** Stored rows **
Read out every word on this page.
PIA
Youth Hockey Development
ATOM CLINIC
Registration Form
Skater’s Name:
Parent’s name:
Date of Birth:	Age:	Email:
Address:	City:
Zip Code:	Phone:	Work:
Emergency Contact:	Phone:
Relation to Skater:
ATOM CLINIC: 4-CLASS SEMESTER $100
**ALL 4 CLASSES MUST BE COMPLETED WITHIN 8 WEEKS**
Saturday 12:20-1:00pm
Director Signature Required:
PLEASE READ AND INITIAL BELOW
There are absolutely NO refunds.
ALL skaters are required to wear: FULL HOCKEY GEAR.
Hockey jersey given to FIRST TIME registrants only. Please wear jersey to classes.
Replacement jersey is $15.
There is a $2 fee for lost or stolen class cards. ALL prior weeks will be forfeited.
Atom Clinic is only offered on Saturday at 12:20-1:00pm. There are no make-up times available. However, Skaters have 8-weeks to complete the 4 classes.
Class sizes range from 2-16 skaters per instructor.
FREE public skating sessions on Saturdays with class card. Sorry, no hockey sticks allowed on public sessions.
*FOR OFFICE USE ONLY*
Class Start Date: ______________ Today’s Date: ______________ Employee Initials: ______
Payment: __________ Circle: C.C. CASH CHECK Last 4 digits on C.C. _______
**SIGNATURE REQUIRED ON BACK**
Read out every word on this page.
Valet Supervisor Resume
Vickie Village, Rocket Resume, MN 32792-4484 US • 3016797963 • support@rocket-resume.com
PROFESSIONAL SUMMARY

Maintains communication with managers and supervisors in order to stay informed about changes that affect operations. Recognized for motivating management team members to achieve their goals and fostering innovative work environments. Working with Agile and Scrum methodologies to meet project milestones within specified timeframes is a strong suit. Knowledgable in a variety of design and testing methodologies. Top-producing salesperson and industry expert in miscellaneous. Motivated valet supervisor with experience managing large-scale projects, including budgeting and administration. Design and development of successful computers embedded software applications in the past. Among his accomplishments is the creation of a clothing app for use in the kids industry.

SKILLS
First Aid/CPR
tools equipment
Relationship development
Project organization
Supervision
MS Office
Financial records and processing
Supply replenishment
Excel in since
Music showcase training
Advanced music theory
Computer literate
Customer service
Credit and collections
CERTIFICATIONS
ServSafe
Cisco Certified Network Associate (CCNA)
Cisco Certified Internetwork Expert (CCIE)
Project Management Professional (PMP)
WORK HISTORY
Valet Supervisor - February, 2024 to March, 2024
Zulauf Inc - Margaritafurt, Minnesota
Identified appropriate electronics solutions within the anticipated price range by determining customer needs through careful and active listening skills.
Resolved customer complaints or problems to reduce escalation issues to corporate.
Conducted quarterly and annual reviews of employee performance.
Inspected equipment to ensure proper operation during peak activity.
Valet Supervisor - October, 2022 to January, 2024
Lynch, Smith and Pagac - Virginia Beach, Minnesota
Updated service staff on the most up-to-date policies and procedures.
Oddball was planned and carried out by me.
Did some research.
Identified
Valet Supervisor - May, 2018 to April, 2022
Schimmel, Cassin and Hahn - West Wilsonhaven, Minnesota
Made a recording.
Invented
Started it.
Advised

** Task directions **
Among the entries above, how many lines include the word "range"? Reply with the number only.

** Solution **
2